• INPUT FOR THIS TASK

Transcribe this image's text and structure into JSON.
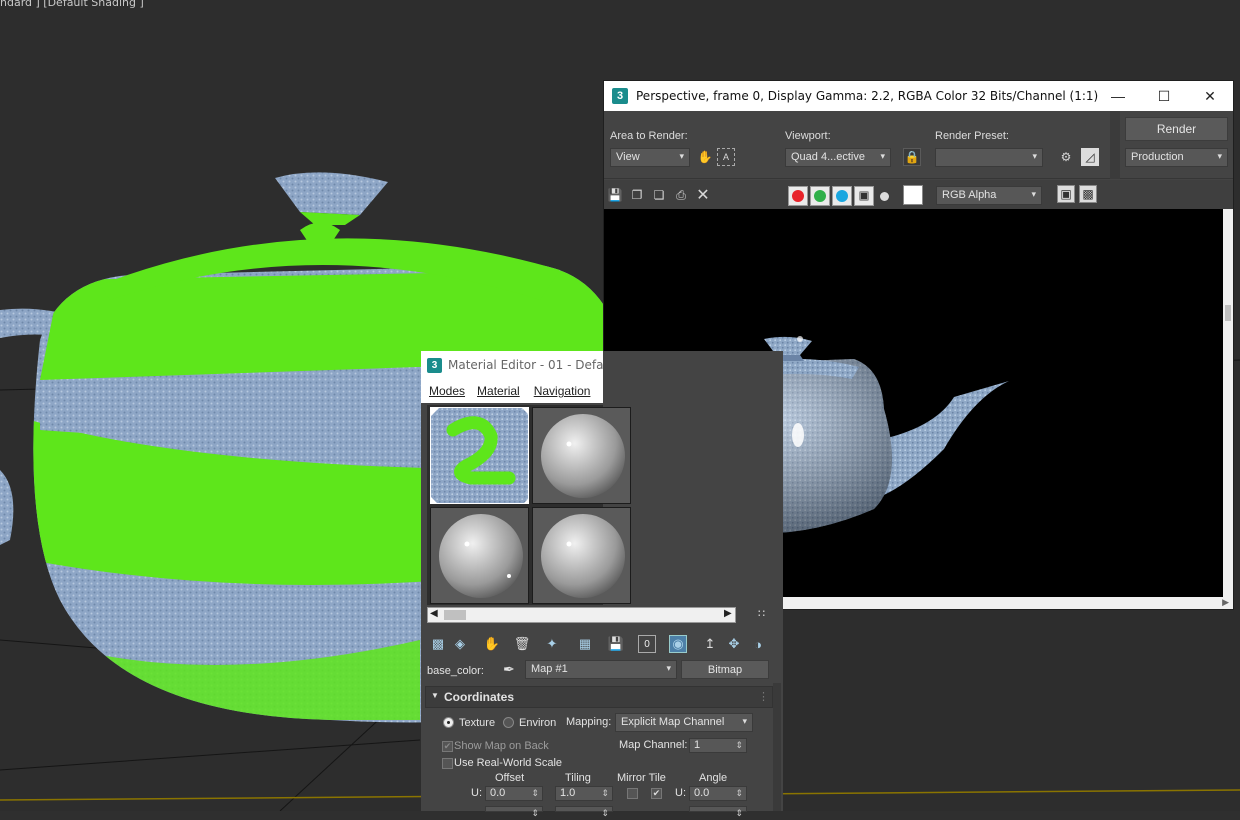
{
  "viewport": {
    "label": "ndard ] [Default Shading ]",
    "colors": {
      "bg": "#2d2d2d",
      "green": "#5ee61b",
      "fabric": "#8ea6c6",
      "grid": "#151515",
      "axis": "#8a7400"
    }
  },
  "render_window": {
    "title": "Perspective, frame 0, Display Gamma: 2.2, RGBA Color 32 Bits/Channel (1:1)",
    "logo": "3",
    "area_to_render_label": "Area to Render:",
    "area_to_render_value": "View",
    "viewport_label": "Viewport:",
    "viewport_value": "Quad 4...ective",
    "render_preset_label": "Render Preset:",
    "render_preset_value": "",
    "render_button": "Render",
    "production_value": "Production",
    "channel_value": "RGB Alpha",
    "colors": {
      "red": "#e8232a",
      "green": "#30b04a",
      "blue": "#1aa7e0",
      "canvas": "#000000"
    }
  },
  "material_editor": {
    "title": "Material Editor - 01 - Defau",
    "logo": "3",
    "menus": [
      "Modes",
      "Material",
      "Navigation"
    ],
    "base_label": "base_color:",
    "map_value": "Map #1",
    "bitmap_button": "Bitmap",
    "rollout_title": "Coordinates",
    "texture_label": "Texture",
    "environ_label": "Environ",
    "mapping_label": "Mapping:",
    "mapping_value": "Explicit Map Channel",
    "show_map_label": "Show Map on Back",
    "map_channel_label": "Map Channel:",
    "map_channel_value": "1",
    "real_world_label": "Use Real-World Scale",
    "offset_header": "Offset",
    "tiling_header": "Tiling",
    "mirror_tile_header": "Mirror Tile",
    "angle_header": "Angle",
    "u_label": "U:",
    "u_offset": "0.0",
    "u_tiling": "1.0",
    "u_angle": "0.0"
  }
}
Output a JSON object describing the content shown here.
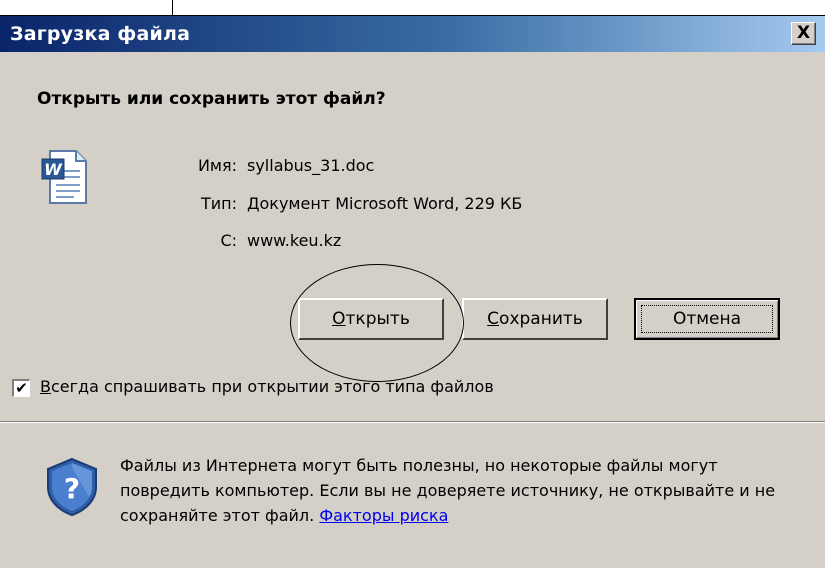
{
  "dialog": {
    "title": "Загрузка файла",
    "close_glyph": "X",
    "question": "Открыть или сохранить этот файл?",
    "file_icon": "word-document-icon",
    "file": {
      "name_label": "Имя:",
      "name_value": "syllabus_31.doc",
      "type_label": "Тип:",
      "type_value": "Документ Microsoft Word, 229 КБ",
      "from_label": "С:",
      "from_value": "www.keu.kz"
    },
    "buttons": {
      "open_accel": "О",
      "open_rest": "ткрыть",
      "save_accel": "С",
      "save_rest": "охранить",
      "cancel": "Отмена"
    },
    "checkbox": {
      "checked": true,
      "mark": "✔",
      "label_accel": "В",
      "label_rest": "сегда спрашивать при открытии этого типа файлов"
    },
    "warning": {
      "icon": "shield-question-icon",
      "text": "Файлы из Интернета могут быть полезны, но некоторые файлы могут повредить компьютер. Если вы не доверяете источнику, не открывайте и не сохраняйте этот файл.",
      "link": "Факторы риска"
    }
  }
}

• STATED EXERCISE
Copy the listing in full and without alteration, omitting every picture.

• WRITTEN ANSWER
Transcribe this image's text and structure into JSON.
{
  "viewport": {
    "label": "ndard ] [Default Shading ]",
    "colors": {
      "bg": "#2d2d2d",
      "green": "#5ee61b",
      "fabric": "#8ea6c6",
      "grid": "#151515",
      "axis": "#8a7400"
    }
  },
  "render_window": {
    "title": "Perspective, frame 0, Display Gamma: 2.2, RGBA Color 32 Bits/Channel (1:1)",
    "logo": "3",
    "area_to_render_label": "Area to Render:",
    "area_to_render_value": "View",
    "viewport_label": "Viewport:",
    "viewport_value": "Quad 4...ective",
    "render_preset_label": "Render Preset:",
    "render_preset_value": "",
    "render_button": "Render",
    "production_value": "Production",
    "channel_value": "RGB Alpha",
    "colors": {
      "red": "#e8232a",
      "green": "#30b04a",
      "blue": "#1aa7e0",
      "canvas": "#000000"
    }
  },
  "material_editor": {
    "title": "Material Editor - 01 - Defau",
    "logo": "3",
    "menus": [
      "Modes",
      "Material",
      "Navigation"
    ],
    "base_label": "base_color:",
    "map_value": "Map #1",
    "bitmap_button": "Bitmap",
    "rollout_title": "Coordinates",
    "texture_label": "Texture",
    "environ_label": "Environ",
    "mapping_label": "Mapping:",
    "mapping_value": "Explicit Map Channel",
    "show_map_label": "Show Map on Back",
    "map_channel_label": "Map Channel:",
    "map_channel_value": "1",
    "real_world_label": "Use Real-World Scale",
    "offset_header": "Offset",
    "tiling_header": "Tiling",
    "mirror_tile_header": "Mirror Tile",
    "angle_header": "Angle",
    "u_label": "U:",
    "u_offset": "0.0",
    "u_tiling": "1.0",
    "u_angle": "0.0"
  }
}
Output a JSON object describing the content shown here.
{
  "dialog": {
    "title": "Загрузка файла",
    "close_glyph": "X",
    "question": "Открыть или сохранить этот файл?",
    "file_icon": "word-document-icon",
    "file": {
      "name_label": "Имя:",
      "name_value": "syllabus_31.doc",
      "type_label": "Тип:",
      "type_value": "Документ Microsoft Word, 229 КБ",
      "from_label": "С:",
      "from_value": "www.keu.kz"
    },
    "buttons": {
      "open_accel": "О",
      "open_rest": "ткрыть",
      "save_accel": "С",
      "save_rest": "охранить",
      "cancel": "Отмена"
    },
    "checkbox": {
      "checked": true,
      "mark": "✔",
      "label_accel": "В",
      "label_rest": "сегда спрашивать при открытии этого типа файлов"
    },
    "warning": {
      "icon": "shield-question-icon",
      "text": "Файлы из Интернета могут быть полезны, но некоторые файлы могут повредить компьютер. Если вы не доверяете источнику, не открывайте и не сохраняйте этот файл.",
      "link": "Факторы риска"
    }
  }
}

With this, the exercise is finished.